Task requirements: Work out how many lines hold "minum". Give the number and nothing else.

Entries provided:
★ ★ ★ ★
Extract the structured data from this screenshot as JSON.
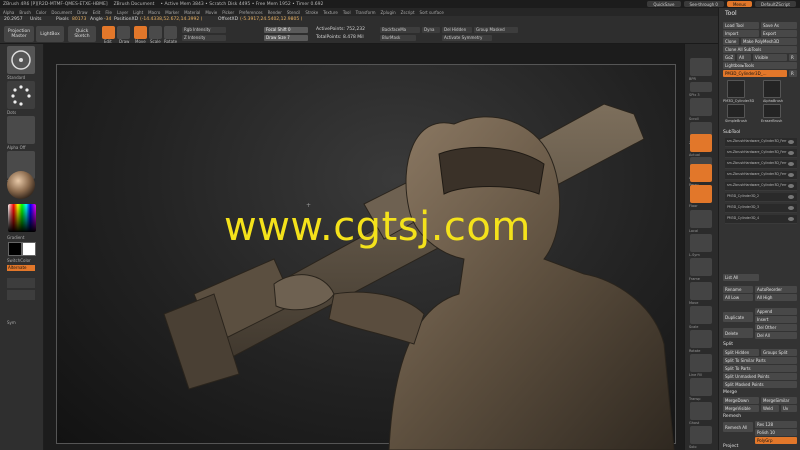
{
  "title_bar": {
    "left": [
      "ZBrush 4R6 [P][R2D-MTMF-QMES-ETXE-HBME]",
      "ZBrush Document",
      "• Active Mem 3843 • Scratch Disk 4495 • Free Mem 1952 • Timer 0.692"
    ],
    "quicksave": "QuickSave",
    "see_through": "See-through 0",
    "menus": "Menus",
    "default_script": "DefaultZScript"
  },
  "menu_bar": {
    "items": [
      "Alpha",
      "Brush",
      "Color",
      "Document",
      "Draw",
      "Edit",
      "File",
      "Layer",
      "Light",
      "Macro",
      "Marker",
      "Material",
      "Movie",
      "Picker",
      "Preferences",
      "Render",
      "Stencil",
      "Stroke",
      "Texture",
      "Tool",
      "Transform",
      "Zplugin",
      "Zscript",
      "Sort surface"
    ]
  },
  "toolbar": {
    "zoom_value": "20.2957",
    "zoom_units": "Units",
    "pixols_label": "Pixols",
    "pixols_value": "80173",
    "angle_label": "Angle",
    "angle_value": "-34",
    "position_label": "PositionXD",
    "position_value": "(-14.4338,52.672,14.3992 )",
    "offset_label": "OffsetXD",
    "offset_value": "(-5.3917,24.5402,12.9805 )",
    "projection_master": "Projection Master",
    "lightbox": "LightBox",
    "quick_sketch": "Quick Sketch",
    "edit": "Edit",
    "draw": "Draw",
    "move": "Move",
    "scale": "Scale",
    "rotate": "Rotate",
    "focal_shift": "Focal Shift 0",
    "draw_size": "Draw Size 7",
    "active_points": "ActivePoints: 752,232",
    "total_points": "TotalPoints: 8.478 Mil",
    "backface": "BackfaceMa",
    "dyna": "Dyna",
    "dynamic": "Dynamic",
    "del_hidden": "Del Hidden",
    "group_masked": "Group Masked",
    "blur_mask": "BlurMask",
    "activate_symmetry": "Activate Symmetry",
    "rgb_intensity": "Rgb Intensity",
    "z_intensity": "Z Intensity"
  },
  "left_shelf": {
    "standard_label": "Standard",
    "dots_label": "Dots",
    "alpha_off": "Alpha Off",
    "texture_off": "Texture Off",
    "material_label": "MatCap",
    "gradient_label": "Gradient",
    "switch_color": "SwitchColor",
    "alternate": "Alternate",
    "sym_label": "Sym"
  },
  "canvas": {
    "watermark": "www.cgtsj.com"
  },
  "right_shelf": {
    "labels": [
      "BPR",
      "SPix 3",
      "Scroll",
      "Zoom",
      "Actual",
      "AAHalf",
      "Persp",
      "Floor",
      "Local",
      "L.Sym",
      "Frame",
      "Move",
      "Scale",
      "Rotate",
      "Line Fill",
      "Transp",
      "Ghost",
      "Solo",
      "Xpose"
    ]
  },
  "tool_palette": {
    "title": "Tool",
    "load_tool": "Load Tool",
    "save_as": "Save As",
    "import": "Import",
    "export": "Export",
    "clone": "Clone",
    "make_polymesh": "Make PolyMesh3D",
    "clone_all_subtools": "Clone All SubTools",
    "goz": "GoZ",
    "all": "All",
    "visible": "Visible",
    "r": "R",
    "lightbox_tools": "Lightbox▸Tools",
    "current_tool": "PM3D_Cylinder3D_...",
    "r_label": "R",
    "thumb_labels": [
      "PM3D_Cylinder3D",
      "AlphaBrush",
      "SimpleBrush",
      "EraserBrush"
    ],
    "subtool_header": "SubTool",
    "subtools": [
      "sm-ZbrushHardware_Cylinder3D_Ferr",
      "sm-ZbrushHardware_Cylinder3D_Ferr",
      "sm-ZbrushHardware_Cylinder3D_Ferr",
      "sm-ZbrushHardware_Cylinder3D_Ferr",
      "sm-ZbrushHardware_Cylinder3D_Ferr",
      "PM3D_Cylinder3D_2",
      "PM3D_Cylinder3D_3",
      "PM3D_Cylinder3D_4"
    ],
    "list_all": "List All",
    "rename": "Rename",
    "auto_reorder": "AutoReorder",
    "all_low": "All Low",
    "all_high": "All High",
    "append": "Append",
    "duplicate": "Duplicate",
    "insert": "Insert",
    "delete": "Delete",
    "del_other": "Del Other",
    "del_all": "Del All",
    "split_header": "Split",
    "split_hidden": "Split Hidden",
    "groups_split": "Groups Split",
    "split_similar": "Split To Similar Parts",
    "split_parts": "Split To Parts",
    "split_unmasked": "Split Unmasked Points",
    "split_masked": "Split Masked Points",
    "merge_header": "Merge",
    "merge_down": "MergeDown",
    "merge_similar": "MergeSimilar",
    "merge_visible": "MergeVisible",
    "weld": "Weld",
    "uv": "Uv",
    "remesh_header": "Remesh",
    "remesh_all": "Remesh All",
    "res": "Res 128",
    "polish": "Polish 10",
    "polygrp": "PolyGrp",
    "project": "Project"
  },
  "colors": {
    "accent": "#e2772a",
    "watermark": "#f4e21b",
    "panel": "#333333",
    "canvas": "#1c1c1c"
  }
}
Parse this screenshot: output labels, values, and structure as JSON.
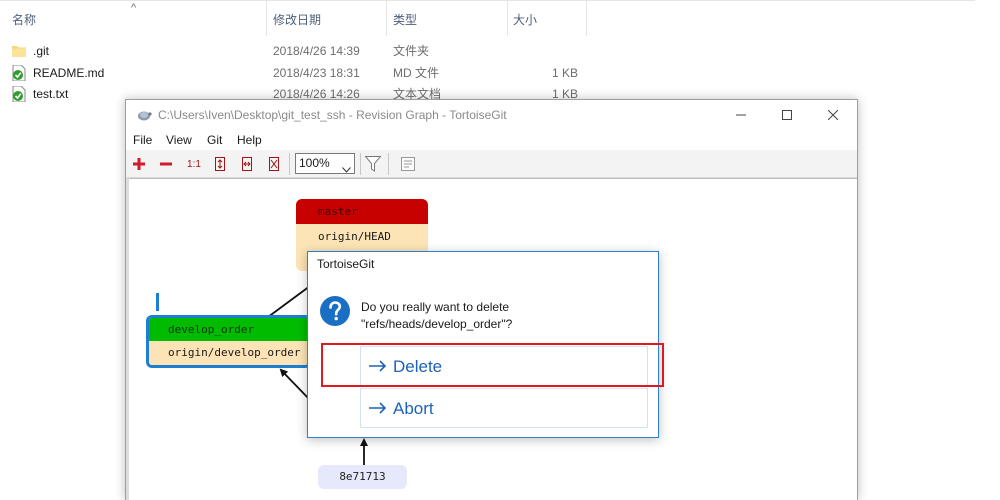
{
  "explorer": {
    "columns": {
      "name": "名称",
      "date": "修改日期",
      "type": "类型",
      "size": "大小"
    },
    "sort_indicator": "^",
    "files": [
      {
        "name": ".git",
        "date": "2018/4/26 14:39",
        "type": "文件夹",
        "size": "",
        "icon": "folder-icon"
      },
      {
        "name": "README.md",
        "date": "2018/4/23 18:31",
        "type": "MD 文件",
        "size": "1 KB",
        "icon": "git-file-icon"
      },
      {
        "name": "test.txt",
        "date": "2018/4/26 14:26",
        "type": "文本文档",
        "size": "1 KB",
        "icon": "git-file-icon"
      }
    ]
  },
  "revision_graph": {
    "title": "C:\\Users\\Iven\\Desktop\\git_test_ssh - Revision Graph - TortoiseGit",
    "menu": [
      "File",
      "View",
      "Git",
      "Help"
    ],
    "toolbar": {
      "zoom_value": "100%",
      "buttons": [
        "zoom-in-icon",
        "zoom-out-icon",
        "zoom-reset-icon",
        "fit-height-icon",
        "fit-width-icon",
        "fit-window-icon",
        "filter-icon",
        "overview-icon"
      ],
      "zoom_reset_label": "1:1"
    },
    "nodes": {
      "master": {
        "label": "master",
        "remote": "origin/HEAD"
      },
      "develop": {
        "label": "develop_order",
        "remote": "origin/develop_order"
      },
      "commit": {
        "label": "8e71713"
      }
    },
    "colors": {
      "master": "#c70000",
      "develop": "#00bb00",
      "remote_ref": "#fde4b6",
      "commit": "#e6e8fb",
      "selection": "#1e7fd0"
    }
  },
  "dialog": {
    "title": "TortoiseGit",
    "icon": "question-icon",
    "message_line1": "Do you really want to delete",
    "message_line2": "\"refs/heads/develop_order\"?",
    "delete_label": "Delete",
    "abort_label": "Abort",
    "highlight_color": "#e0191f"
  }
}
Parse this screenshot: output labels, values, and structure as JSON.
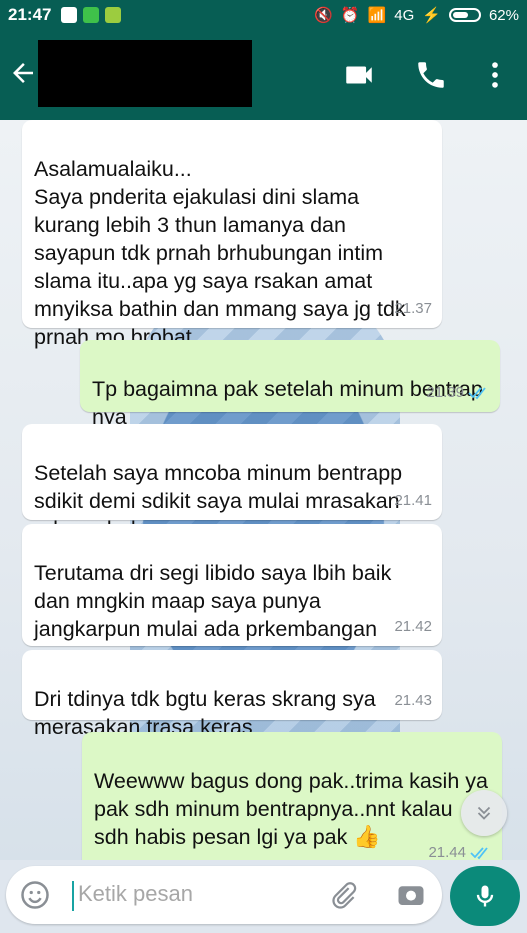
{
  "status_bar": {
    "time": "21:47",
    "network": "4G",
    "battery": "62%",
    "battery_level": 0.62
  },
  "header": {
    "contact_name_redacted": true,
    "icons": [
      "back-arrow-icon",
      "video-call-icon",
      "phone-icon",
      "more-vert-icon"
    ]
  },
  "messages": [
    {
      "direction": "in",
      "text": "Asalamualaiku...\nSaya pnderita ejakulasi dini slama kurang lebih 3 thun lamanya dan sayapun tdk prnah brhubungan intim slama itu..apa yg saya rsakan amat mnyiksa bathin dan mmang saya jg tdk prnah mo brobat ..",
      "time": "21.37"
    },
    {
      "direction": "out",
      "text": "Tp bagaimna pak setelah minum bentrap nya",
      "time": "21.39",
      "read": true
    },
    {
      "direction": "in",
      "text": "Setelah saya mncoba minum bentrapp sdikit demi sdikit saya mulai mrasakan ada prubahan",
      "time": "21.41"
    },
    {
      "direction": "in",
      "text": "Terutama dri segi libido saya lbih baik dan mngkin maap saya punya jangkarpun mulai ada prkembangan",
      "time": "21.42"
    },
    {
      "direction": "in",
      "text": "Dri tdinya tdk bgtu keras skrang sya merasakan trasa keras",
      "time": "21.43"
    },
    {
      "direction": "out",
      "text": "Weewww bagus dong pak..trima kasih ya pak sdh minum bentrapnya..nnt kalau sdh habis pesan lgi ya pak",
      "time": "21.44",
      "read": true,
      "emoji": "👍"
    }
  ],
  "composer": {
    "placeholder": "Ketik pesan"
  },
  "colors": {
    "header": "#075e54",
    "incoming_bubble": "#ffffff",
    "outgoing_bubble": "#dcf8c6",
    "read_tick": "#4fc3f7",
    "mic_button": "#0b8a7a"
  }
}
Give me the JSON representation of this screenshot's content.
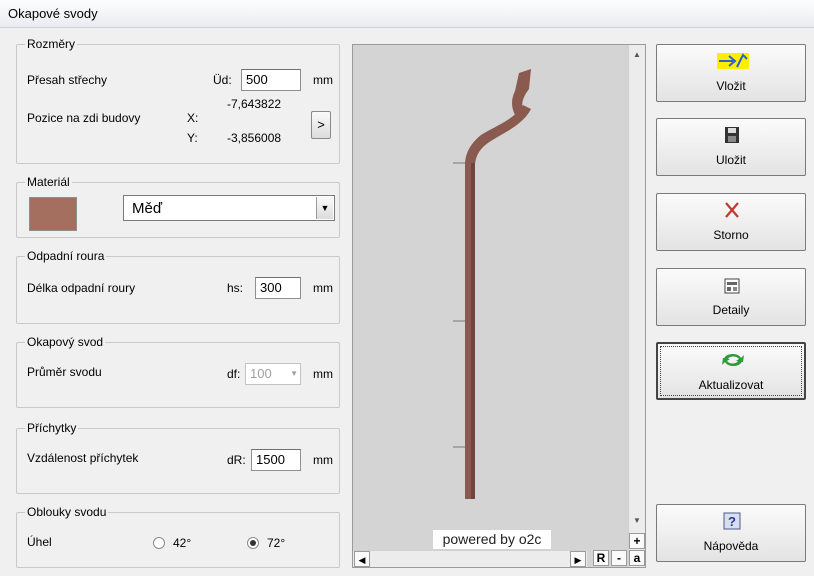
★ ★ ★ ★
Task answer: 3